**SOURCE EXCERPT:**
┏━━

Thursday, January 30, 2014

And now, an urgent message from the planet you live on

It happens every time. I make it through an entire day with my temper relatively unperturbed, I’m feelin’ good about life, and then I make the mistake of seeing what the cable news people are saying. These pundits, who seemingly spawn like rabbits, and engage the world with roughly the same level of competence, are more effective at dousing optimism than a cold bucket of ice water. Crushing hope for humanity is their most reliable skill; does congress have a medal for that kind of thing?
 
“So how ’bout this weather?” asked one of them during a recent broadcast on – shock of all shocks – Fox News. “You know, this whole cult of global warming ... I really think this is the year it dies, considering the weather we’ve had this past weekend.”
 
Wow. Just ... wow. Open palm, insert forehead.
 
It’s hard knowing where to start. In a lot of ways, it’s easier to understand why an everyday John or Jane may not grasp the science of global climate change, because even though that science is relatively simple, it’s not a layperson’s job to follow it. One can certainly argue – and I do – that it’s in a person’s best interests to keep abreast of scientific developments, because it increases our understanding of the natural world, and our place in it. But there’s nothing forcing anyone. That’s disappointing, and can lead to frustration; but hey, if I’m the only guy at the party talking about the quantum theory of gravity, I’m that much more likely to score the phone number of the nerdy bespectacled woman sipping tepid wine by the Barcalounger. This has never once happened, by the way, but my random foray into fantasy has a point.

┗━━

**INFORMATION PROVIDED:**
┏━━

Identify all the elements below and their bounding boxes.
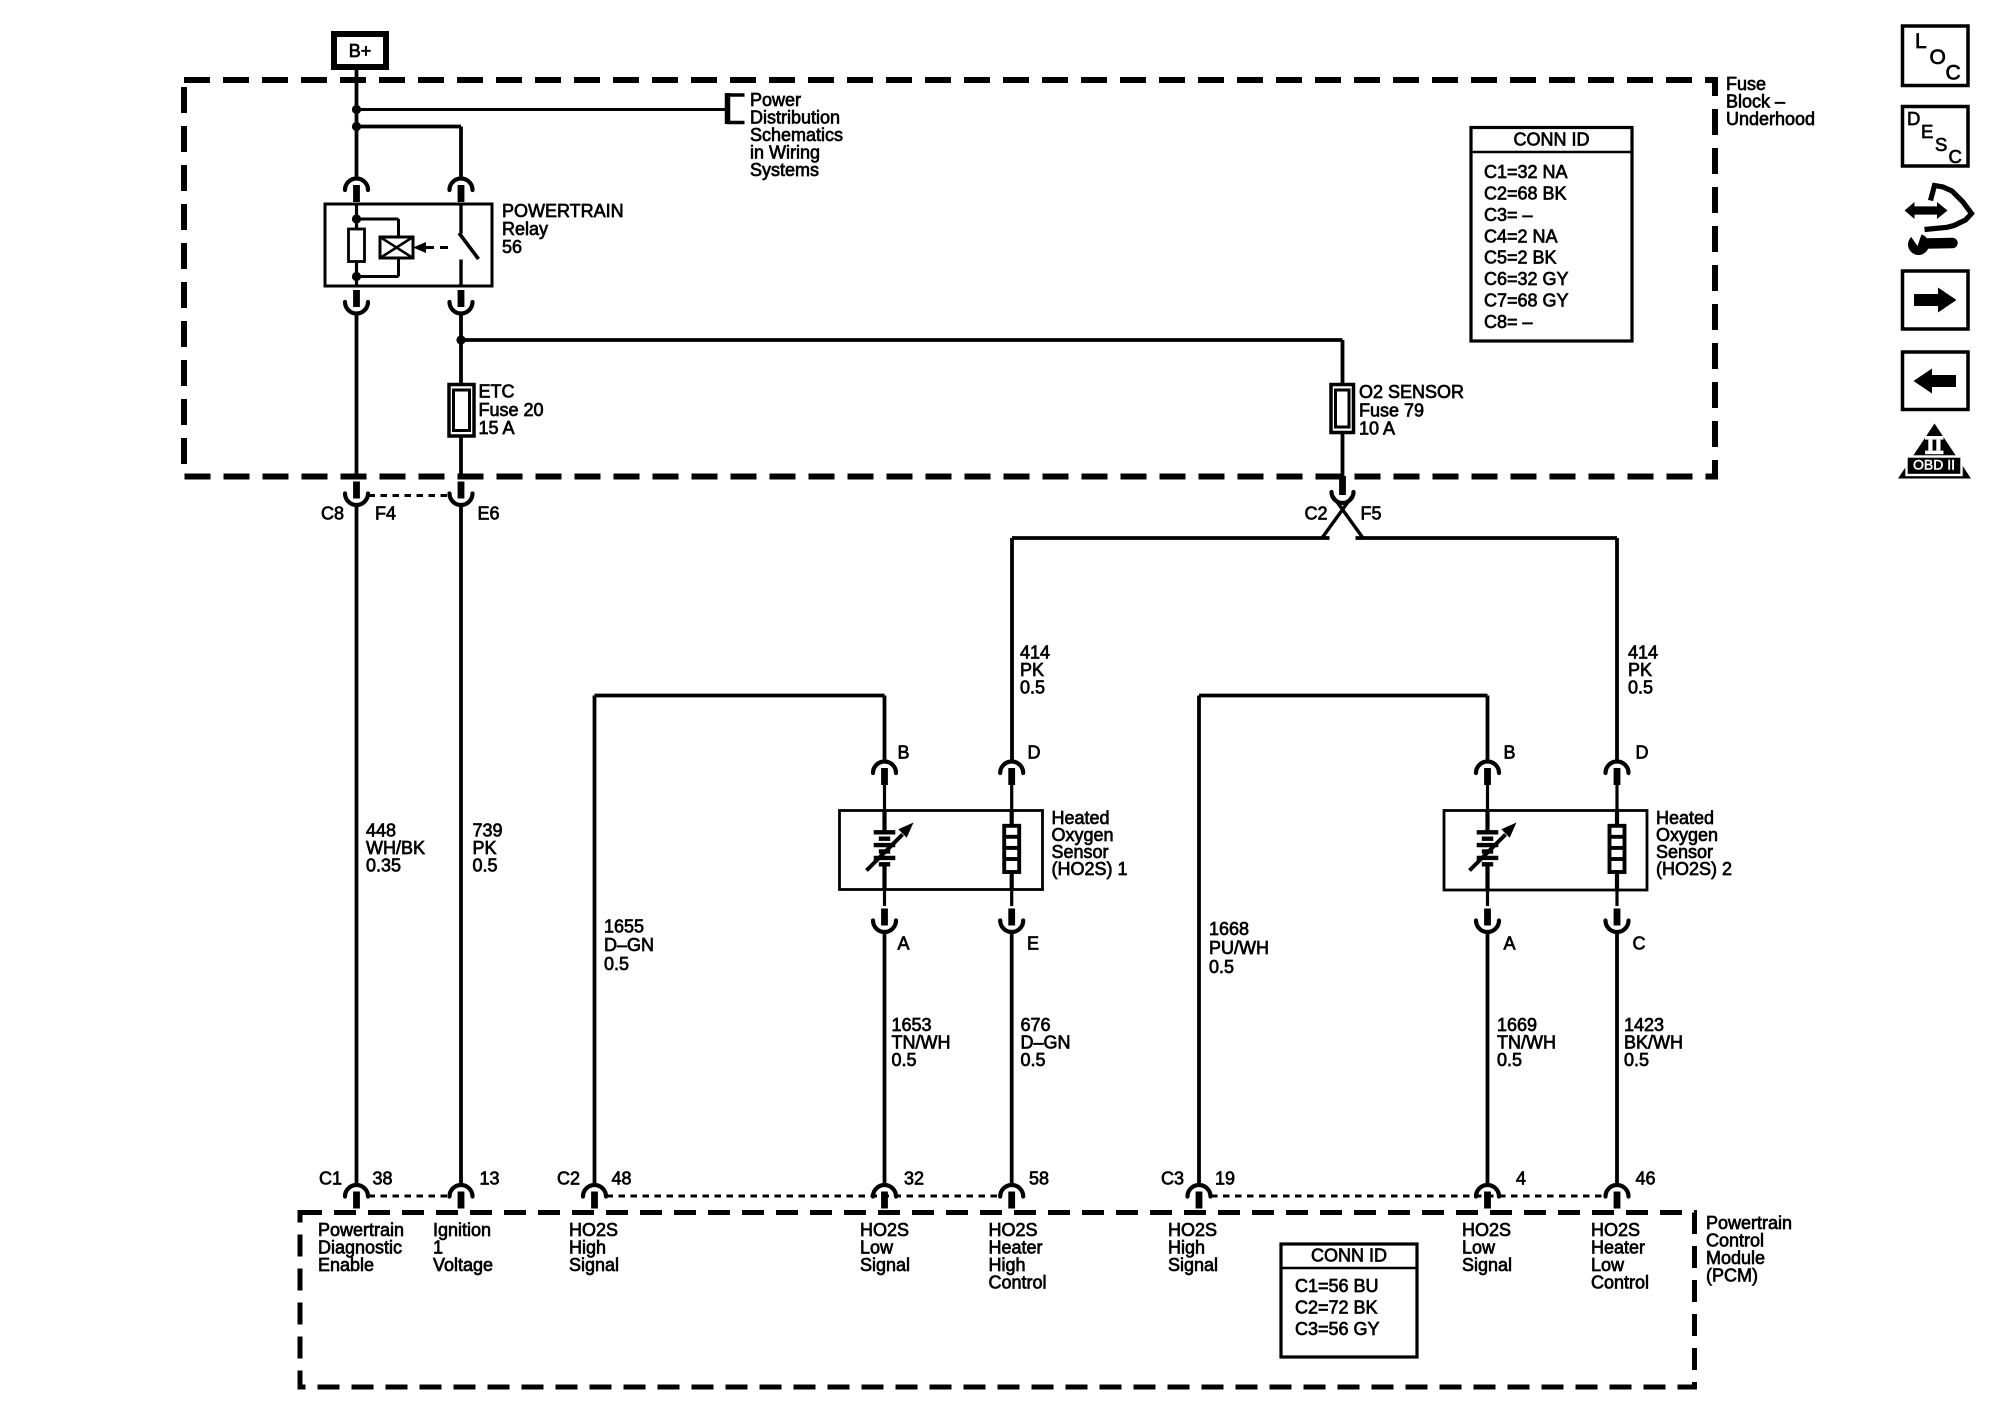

┗━━

**TASK DESCRIPTION:**
Pick up the blog post about cable pundits and global warming right after its last sentence and write the next few paragraphs.

**REPLY TO THE TASK:**
 
Which is simply that a TV pundit is supposed to follow these things closely, and to understand them properly. They’re the ones disseminating ideas to the very public that may not have the time, or the interest, to dig closely into the matter themselves. And if they’re not going to impart proper information, then their only ostensible purpose is to raise my blood pressure to levels that would explode the heart of a Shetland pony.
 
In the interest of full disclosure, I should point out that I’m a huge dork. Considering my professed interest in space exploration and Batman, this should hardly come as a revelation. Due in part to this nerdiness, I know that the “warming” in global warming refers to worldwide averages, largely focusing on ocean temperatures – it doesn’t mean you and I will be wearing shorts in January anytime soon. It’s winter in Maine, and it’s going to be cold. That doesn’t unravel decades of climate research. Saying, “It’s cold today, so global warming is a hoax!” is rather like looking out your window at night and saying, “It’s dark out, so that must mean there’s no such thing as the sun!” And if it happens to be an unseasonably warm day, then the whole argument collapses under its own faulty interior logic. If five minutes of unscientific observation makes someone an expert at something, then I’m poised to replace Bill Belichick as coach of the New England Patriots.
 
So what do rising ocean temperatures mean? Well, it means arctic and Antarctic sea ice will start to melt (ahem), species of animals will become displaced from their natural habitats (AHEM), and weather patterns will change, increasing the number of extreme weather events like hurricanes and blizzards (ahemAHEMcoughcoughcough). Turns out that’s what happens when you take the sludge left over from dead dinosaurs and pump it into the atmosphere. We call this the greenhouse effect. It’s like the planet is swaddled in a blanket of triceratops farts.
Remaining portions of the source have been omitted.